# Listed records start
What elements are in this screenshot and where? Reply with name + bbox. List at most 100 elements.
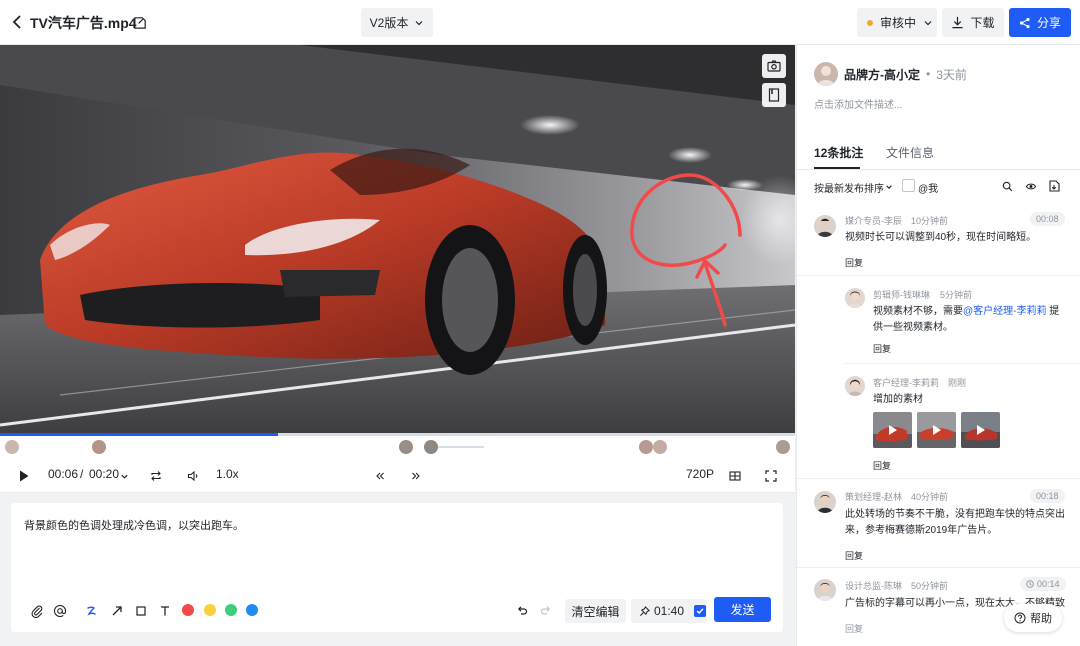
reply-link[interactable]: 回复 [845, 256, 863, 269]
avatar[interactable] [776, 440, 790, 454]
version-label: V2版本 [369, 16, 409, 30]
file-title: TV汽车广告.mp4 [30, 15, 137, 31]
search-icon[interactable] [1002, 181, 1013, 192]
undo-icon[interactable] [515, 604, 529, 618]
timestamp-toggle[interactable]: 01:40 [631, 599, 707, 623]
comment-author: 客户经理-李莉莉 [873, 378, 939, 388]
attachment-thumbnail[interactable] [961, 412, 1000, 448]
reply-link[interactable]: 回复 [873, 459, 891, 472]
attachment-thumbnail[interactable] [873, 412, 912, 448]
share-button[interactable]: 分享 [1009, 8, 1071, 37]
current-time: 00:06 [48, 467, 79, 481]
comment-range [438, 446, 484, 448]
avatar[interactable] [653, 440, 667, 454]
reply-link[interactable]: 回复 [845, 549, 863, 562]
mention-icon[interactable] [53, 604, 67, 618]
color-red-swatch[interactable] [182, 604, 194, 616]
avatar[interactable] [5, 440, 19, 454]
avatar [814, 62, 838, 86]
comment-author: 策划经理-赵林 [845, 492, 902, 502]
download-button[interactable]: 下载 [942, 8, 1004, 37]
tab-file-info[interactable]: 文件信息 [886, 144, 934, 161]
attachment-thumbnail[interactable] [917, 412, 956, 448]
avatar [814, 579, 836, 601]
mention-me-checkbox[interactable] [902, 179, 915, 192]
fast-forward-icon[interactable] [411, 471, 421, 481]
attachment-icon[interactable] [30, 604, 44, 618]
loop-icon[interactable] [150, 470, 162, 482]
review-status-label: 审核中 [880, 16, 917, 30]
clear-edits-button[interactable]: 清空编辑 [565, 599, 626, 623]
divider [845, 363, 1080, 364]
help-button[interactable]: 帮助 [1004, 604, 1062, 632]
download-label: 下载 [970, 16, 995, 30]
comment-timecode-badge[interactable]: 00:18 [1030, 489, 1065, 503]
review-status-dropdown[interactable]: 审核中 [857, 8, 937, 37]
divider [797, 478, 1080, 479]
tab-comments[interactable]: 12条批注 [814, 144, 863, 161]
file-owner: 品牌方-高小定 • 3天前 [814, 62, 967, 86]
avatar[interactable] [399, 440, 413, 454]
time-separator: / [80, 467, 84, 481]
notes-button[interactable] [762, 83, 786, 107]
volume-icon[interactable] [187, 470, 199, 482]
mention-link[interactable]: @客户经理-李莉莉 [963, 306, 1046, 317]
camera-icon [767, 60, 781, 72]
avatar[interactable] [424, 440, 438, 454]
pen-tool-icon[interactable] [85, 604, 99, 618]
comment-time: 50分钟前 [911, 581, 949, 591]
rectangle-tool-icon[interactable] [134, 604, 148, 618]
share-icon [1019, 17, 1030, 28]
avatar[interactable] [639, 440, 653, 454]
comment-text: 增加的素材 [873, 394, 923, 405]
share-label: 分享 [1036, 16, 1061, 30]
app-root: TV汽车广告.mp4 V2版本 审核中 下载 分享 00:06 / 00:20 … [0, 0, 1080, 646]
comment-text-part: 供一些视频素材。 [873, 322, 953, 333]
comment-text: 视频素材不够，需要@客户经理-李莉莉 提供一些视频素材。 [873, 304, 1073, 336]
chevron-down-icon[interactable] [120, 472, 129, 481]
eye-icon[interactable] [1025, 181, 1037, 192]
comment-author: 设计总监-陈琳 [845, 581, 902, 591]
rewind-icon[interactable] [375, 471, 385, 481]
help-label: 帮助 [1030, 613, 1052, 625]
color-blue-swatch[interactable] [246, 604, 258, 616]
chevron-down-icon[interactable] [885, 183, 893, 191]
color-yellow-swatch[interactable] [204, 604, 216, 616]
screenshot-button[interactable] [762, 54, 786, 78]
mention-me-label: @我 [918, 184, 939, 195]
comment-input[interactable]: 背景颜色的色调处理成冷色调，以突出跑车。 [24, 517, 244, 533]
redo-icon[interactable] [539, 604, 553, 618]
sort-selector[interactable]: 按最新发布排序 [814, 180, 884, 195]
fullscreen-icon[interactable] [765, 470, 777, 482]
composer-toolbar: 清空编辑 01:40 发送 [11, 597, 783, 623]
comment-text: 视频时长可以调整到40秒，现在时间略短。 [845, 232, 1037, 243]
version-selector[interactable]: V2版本 [361, 8, 433, 37]
video-frame[interactable] [0, 45, 795, 433]
playback-speed[interactable]: 1.0x [216, 467, 239, 481]
reply-link[interactable]: 回复 [845, 622, 863, 635]
quality-selector[interactable]: 720P [686, 467, 714, 481]
comment-timeline[interactable] [0, 433, 795, 457]
text-tool-icon[interactable] [158, 604, 172, 618]
comment-timecode-badge[interactable]: 00:08 [1030, 212, 1065, 226]
comment-composer[interactable]: 背景颜色的色调处理成冷色调，以突出跑车。 清空编辑 01:40 发送 [11, 503, 783, 632]
comment-time: 10分钟前 [911, 216, 949, 226]
comment-text: 此处转场的节奏不干脆，没有把跑车快的特点突出 来，参考梅赛德斯2019年广告片。 [845, 507, 1075, 539]
play-icon[interactable] [19, 470, 29, 482]
panel-tabs: 12条批注 文件信息 [797, 143, 1080, 170]
file-description-placeholder[interactable]: 点击添加文件描述... [814, 96, 902, 111]
export-icon[interactable] [1049, 180, 1060, 192]
rename-file-icon[interactable] [133, 15, 148, 30]
reply-link[interactable]: 回复 [873, 342, 891, 355]
comment-timecode-badge[interactable]: 00:14 [1020, 577, 1066, 591]
avatar[interactable] [92, 440, 106, 454]
back-arrow-icon[interactable] [10, 14, 26, 30]
timestamp-checkbox[interactable] [694, 605, 707, 617]
chevron-down-icon [415, 20, 423, 25]
color-green-swatch[interactable] [225, 604, 237, 616]
divider [797, 567, 1080, 568]
arrow-tool-icon[interactable] [110, 604, 124, 618]
compare-icon[interactable] [729, 470, 741, 482]
send-button[interactable]: 发送 [714, 597, 771, 622]
player-controls: 00:06 / 00:20 1.0x 720P [0, 457, 795, 493]
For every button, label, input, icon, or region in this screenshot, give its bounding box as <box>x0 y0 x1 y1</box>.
# Listed records end
Given problem -
Rewrite the items starting with the line with "reply-link[interactable]: 回复 [845, 256, 863, 269]" and going on through the line with "timestamp-toggle[interactable]: 01:40 [631, 599, 707, 623]", switching "undo-icon" to "redo-icon" and leaving everything else the same. Give only those lines.

Task solution -
reply-link[interactable]: 回复 [845, 256, 863, 269]
avatar[interactable] [776, 440, 790, 454]
version-label: V2版本 [369, 16, 409, 30]
file-title: TV汽车广告.mp4 [30, 15, 137, 31]
search-icon[interactable] [1002, 181, 1013, 192]
redo-icon[interactable] [515, 604, 529, 618]
timestamp-toggle[interactable]: 01:40 [631, 599, 707, 623]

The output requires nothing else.